» **GOAL**:
Records follow. Select each line holding "fitACF".
········
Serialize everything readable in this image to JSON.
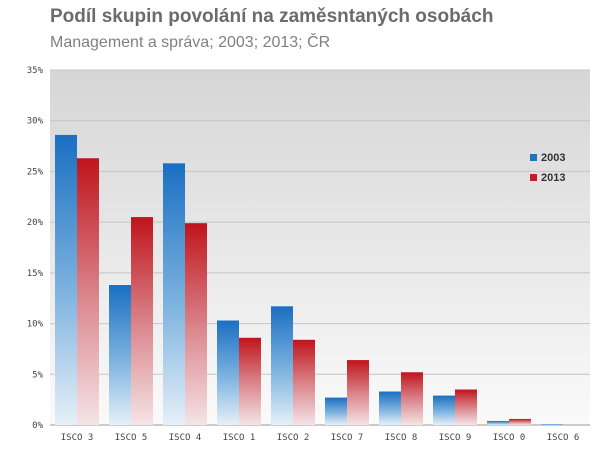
{
  "chart_data": {
    "type": "bar",
    "title": "Podíl skupin povolání na zaměsntaných osobách",
    "subtitle": "Management a správa; 2003; 2013; ČR",
    "categories": [
      "ISCO 3",
      "ISCO 5",
      "ISCO 4",
      "ISCO 1",
      "ISCO 2",
      "ISCO 7",
      "ISCO 8",
      "ISCO 9",
      "ISCO 0",
      "ISCO 6"
    ],
    "series": [
      {
        "name": "2003",
        "values": [
          28.6,
          13.8,
          25.8,
          10.3,
          11.7,
          2.7,
          3.3,
          2.9,
          0.4,
          0.1
        ],
        "color": "#1f73c4"
      },
      {
        "name": "2013",
        "values": [
          26.3,
          20.5,
          19.9,
          8.6,
          8.4,
          6.4,
          5.2,
          3.5,
          0.6,
          0.0
        ],
        "color": "#c41e26"
      }
    ],
    "ylim": [
      0,
      35
    ],
    "yticks": [
      "0%",
      "5%",
      "10%",
      "15%",
      "20%",
      "25%",
      "30%",
      "35%"
    ],
    "legend_position": "right",
    "grid": true
  }
}
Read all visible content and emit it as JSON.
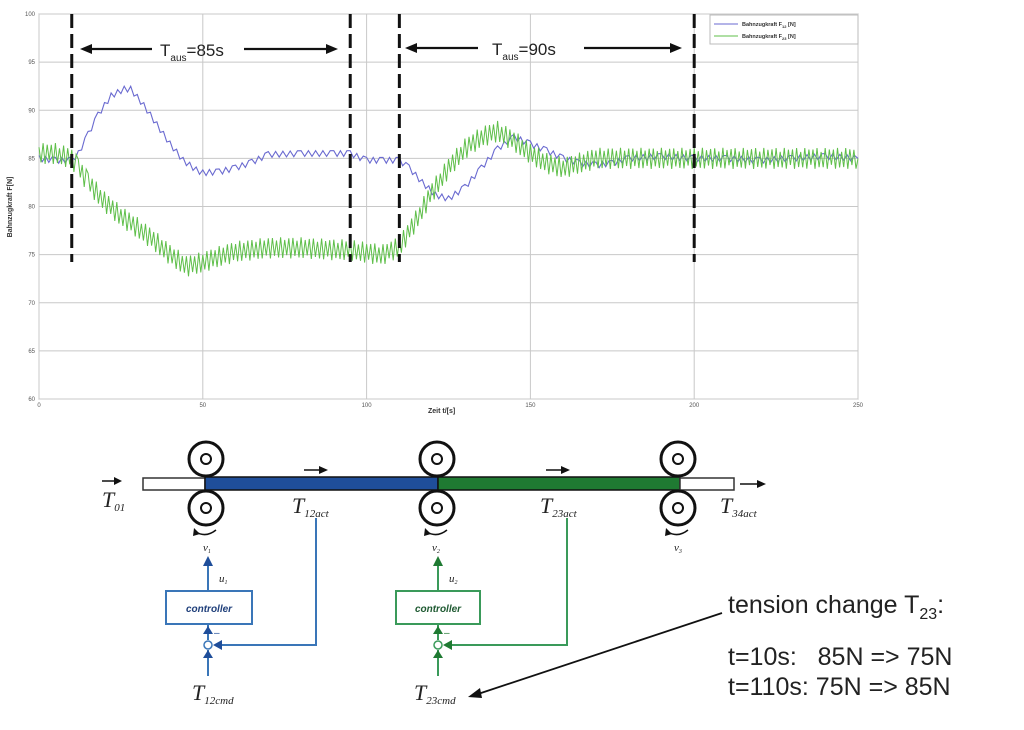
{
  "chart_data": {
    "type": "line",
    "title": "",
    "xlabel": "Zeit t/[s]",
    "ylabel": "Bahnzugkraft F[N]",
    "xlim": [
      0,
      250
    ],
    "ylim": [
      60,
      100
    ],
    "x_ticks": [
      0,
      50,
      100,
      150,
      200,
      250
    ],
    "y_ticks": [
      60,
      65,
      70,
      75,
      80,
      85,
      90,
      95,
      100
    ],
    "grid": true,
    "legend_position": "upper right",
    "series": [
      {
        "name": "Bahnzugkraft F12 [N]",
        "color": "#6a6ad0",
        "x": [
          0,
          5,
          10,
          12,
          15,
          18,
          22,
          26,
          28,
          32,
          36,
          40,
          44,
          48,
          50,
          55,
          60,
          65,
          70,
          80,
          90,
          95,
          100,
          105,
          110,
          113,
          117,
          121,
          125,
          130,
          135,
          140,
          145,
          150,
          155,
          160,
          165,
          170,
          175,
          180,
          190,
          200,
          210,
          220,
          230,
          240,
          250
        ],
        "values": [
          85.0,
          84.8,
          84.8,
          85.5,
          87.5,
          89.5,
          91.5,
          92.2,
          92.2,
          90.5,
          88.5,
          86.5,
          84.8,
          83.8,
          83.5,
          83.6,
          84.0,
          84.6,
          85.4,
          85.5,
          85.5,
          85.5,
          84.8,
          84.8,
          84.8,
          84.0,
          82.5,
          81.2,
          80.8,
          82.0,
          84.0,
          86.0,
          87.2,
          86.5,
          85.8,
          85.0,
          84.5,
          84.3,
          84.5,
          85.0,
          85.2,
          85.0,
          85.0,
          84.8,
          85.0,
          85.2,
          85.0
        ]
      },
      {
        "name": "Bahnzugkraft F23 [N]",
        "color": "#5fbf4a",
        "x": [
          0,
          5,
          10,
          12,
          15,
          20,
          25,
          30,
          35,
          40,
          45,
          50,
          55,
          60,
          70,
          80,
          90,
          95,
          100,
          105,
          110,
          115,
          120,
          125,
          130,
          135,
          140,
          145,
          150,
          155,
          160,
          165,
          170,
          180,
          190,
          200,
          210,
          220,
          230,
          240,
          250
        ],
        "values": [
          85.5,
          85.5,
          85.0,
          84.0,
          82.5,
          80.5,
          79.0,
          77.8,
          76.5,
          75.0,
          73.8,
          74.2,
          74.8,
          75.3,
          75.7,
          75.7,
          75.5,
          75.5,
          75.2,
          75.0,
          75.8,
          78.5,
          81.5,
          84.0,
          86.0,
          87.2,
          87.8,
          86.8,
          85.5,
          84.5,
          84.0,
          84.5,
          85.0,
          85.0,
          85.0,
          85.0,
          85.0,
          85.0,
          85.0,
          85.0,
          85.0
        ]
      }
    ],
    "annotations": [
      {
        "type": "vline",
        "x": 10,
        "style": "dashed"
      },
      {
        "type": "vline",
        "x": 95,
        "style": "dashed"
      },
      {
        "type": "vline",
        "x": 110,
        "style": "dashed"
      },
      {
        "type": "vline",
        "x": 200,
        "style": "dashed"
      },
      {
        "type": "span_arrow",
        "x_from": 10,
        "x_to": 95,
        "label": "T_aus=85s"
      },
      {
        "type": "span_arrow",
        "x_from": 110,
        "x_to": 200,
        "label": "T_aus=90s"
      }
    ]
  },
  "chart": {
    "xlabel": "Zeit t/[s]",
    "ylabel": "Bahnzugkraft F[N]",
    "x_tick_labels": [
      "0",
      "50",
      "100",
      "150",
      "200",
      "250"
    ],
    "y_tick_labels": [
      "100",
      "95",
      "90",
      "85",
      "80",
      "75",
      "70",
      "65",
      "60"
    ],
    "legend": {
      "f12_prefix": "Bahnzugkraft F",
      "f12_sub": "12",
      "f12_suffix": " [N]",
      "f23_prefix": "Bahnzugkraft F",
      "f23_sub": "23",
      "f23_suffix": " [N]"
    },
    "span1": {
      "t": "T",
      "sub": "aus",
      "val": "=85s"
    },
    "span2": {
      "t": "T",
      "sub": "aus",
      "val": "=90s"
    }
  },
  "diagram": {
    "t01": {
      "main": "T",
      "sub": "01"
    },
    "t12act": {
      "main": "T",
      "sub": "12act"
    },
    "t23act": {
      "main": "T",
      "sub": "23act"
    },
    "t34act": {
      "main": "T",
      "sub": "34act"
    },
    "t12cmd": {
      "main": "T",
      "sub": "12cmd"
    },
    "t23cmd": {
      "main": "T",
      "sub": "23cmd"
    },
    "v1": "v",
    "v1_sub": "1",
    "v2": "v",
    "v2_sub": "2",
    "v3": "v",
    "v3_sub": "3",
    "u1": "u",
    "u1_sub": "1",
    "u2": "u",
    "u2_sub": "2",
    "controller1_label": "controller",
    "controller2_label": "controller",
    "minus1": "–",
    "minus2": "–",
    "colors": {
      "blue": "#1f4e9a",
      "green": "#1f7a32",
      "ctrl_blue": "#3a76b8",
      "ctrl_green": "#3a9a5a"
    }
  },
  "tension": {
    "title_prefix": "tension change T",
    "title_sub": "23",
    "title_suffix": ":",
    "lines": [
      "t=10s:   85N => 75N",
      "t=110s: 75N => 85N"
    ]
  }
}
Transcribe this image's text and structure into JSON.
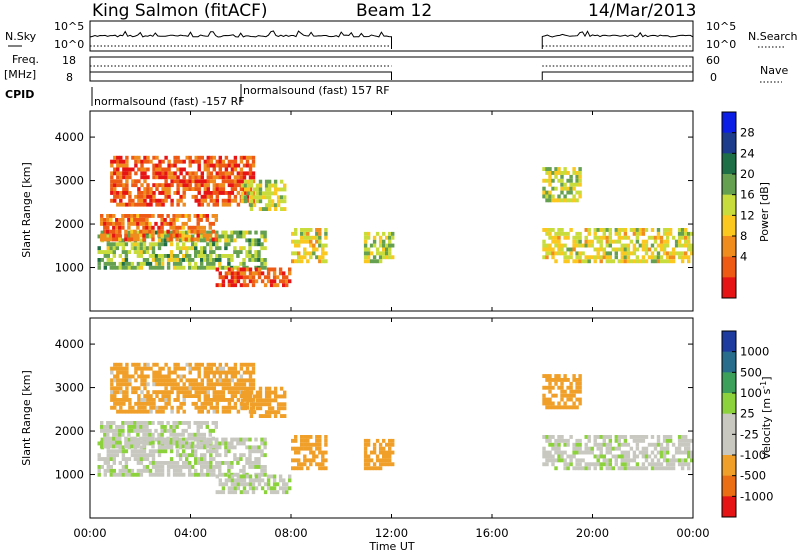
{
  "header": {
    "station": "King Salmon (fitACF)",
    "beam": "Beam 12",
    "date": "14/Mar/2013"
  },
  "panels": {
    "nsky": {
      "label": "N.Sky",
      "ticks": [
        "10^5",
        "10^0"
      ]
    },
    "nsearch": {
      "label": "N.Search",
      "ticks": [
        "10^5",
        "10^0"
      ]
    },
    "freq": {
      "label_line1": "Freq.",
      "label_line2": "[MHz]",
      "ticks": [
        "18",
        "8"
      ]
    },
    "nave": {
      "label": "Nave",
      "ticks": [
        "60",
        "0"
      ]
    },
    "cpid": {
      "label": "CPID",
      "entries": [
        "normalsound (fast) -157 RF",
        "normalsound (fast) 157 RF"
      ]
    }
  },
  "power_panel": {
    "ylabel": "Slant Range [km]",
    "yticks": [
      "4000",
      "3000",
      "2000",
      "1000"
    ],
    "colorbar_label": "Power [dB]",
    "colorbar_ticks": [
      "28",
      "24",
      "20",
      "16",
      "12",
      "8",
      "4"
    ],
    "colors": [
      "#0a1ee6",
      "#1e3c8c",
      "#1e6e46",
      "#64a050",
      "#c8dc3c",
      "#fac81e",
      "#f08c1e",
      "#ee5a14",
      "#e61414"
    ]
  },
  "velocity_panel": {
    "ylabel": "Slant Range [km]",
    "yticks": [
      "4000",
      "3000",
      "2000",
      "1000"
    ],
    "colorbar_label": "Velocity [m s",
    "colorbar_sup": "-1",
    "colorbar_ticks": [
      "1000",
      "500",
      "100",
      "25",
      "-25",
      "-100",
      "-500",
      "-1000"
    ],
    "colors": [
      "#1e3ca0",
      "#286e8c",
      "#3ca05a",
      "#8cd23c",
      "#c8c8c0",
      "#c8c8c0",
      "#f0a028",
      "#ec6e14",
      "#e61414"
    ]
  },
  "x_axis": {
    "label": "Time UT",
    "ticks": [
      "00:00",
      "04:00",
      "08:00",
      "12:00",
      "16:00",
      "20:00",
      "00:00"
    ]
  },
  "chart_data": {
    "type": "heatmap",
    "title": "King Salmon (fitACF) Beam 12 14/Mar/2013",
    "xlabel": "Time UT",
    "ylabel": "Slant Range [km]",
    "xlim": [
      "00:00",
      "24:00"
    ],
    "ylim": [
      0,
      4600
    ],
    "data_gap_hours": [
      12,
      18
    ],
    "power_colorbar": {
      "label": "Power [dB]",
      "range": [
        0,
        32
      ]
    },
    "velocity_colorbar": {
      "label": "Velocity [m s-1]",
      "levels": [
        -1000,
        -500,
        -100,
        -25,
        25,
        100,
        500,
        1000
      ]
    },
    "echo_regions": [
      {
        "t_start_h": 0.3,
        "t_end_h": 7.0,
        "range_km": [
          950,
          1800
        ],
        "power_db": 20,
        "velocity_ms": -10
      },
      {
        "t_start_h": 0.4,
        "t_end_h": 5.0,
        "range_km": [
          1600,
          2200
        ],
        "power_db": 8,
        "velocity_ms": -10
      },
      {
        "t_start_h": 0.8,
        "t_end_h": 6.5,
        "range_km": [
          2400,
          3500
        ],
        "power_db": 6,
        "velocity_ms": -150
      },
      {
        "t_start_h": 6.0,
        "t_end_h": 7.8,
        "range_km": [
          2300,
          3000
        ],
        "power_db": 18,
        "velocity_ms": -350
      },
      {
        "t_start_h": 5.0,
        "t_end_h": 8.0,
        "range_km": [
          550,
          1000
        ],
        "power_db": 6,
        "velocity_ms": -10
      },
      {
        "t_start_h": 8.0,
        "t_end_h": 9.4,
        "range_km": [
          1100,
          1900
        ],
        "power_db": 16,
        "velocity_ms": -300
      },
      {
        "t_start_h": 10.9,
        "t_end_h": 12.0,
        "range_km": [
          1100,
          1800
        ],
        "power_db": 18,
        "velocity_ms": -350
      },
      {
        "t_start_h": 18.0,
        "t_end_h": 24.0,
        "range_km": [
          1100,
          1900
        ],
        "power_db": 16,
        "velocity_ms": -10
      },
      {
        "t_start_h": 18.0,
        "t_end_h": 19.5,
        "range_km": [
          2500,
          3300
        ],
        "power_db": 18,
        "velocity_ms": -400
      }
    ]
  }
}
········
» **REPLY**:
    "station": "King Salmon (fitACF)",
    "title": "King Salmon (fitACF) Beam 12 14/Mar/2013",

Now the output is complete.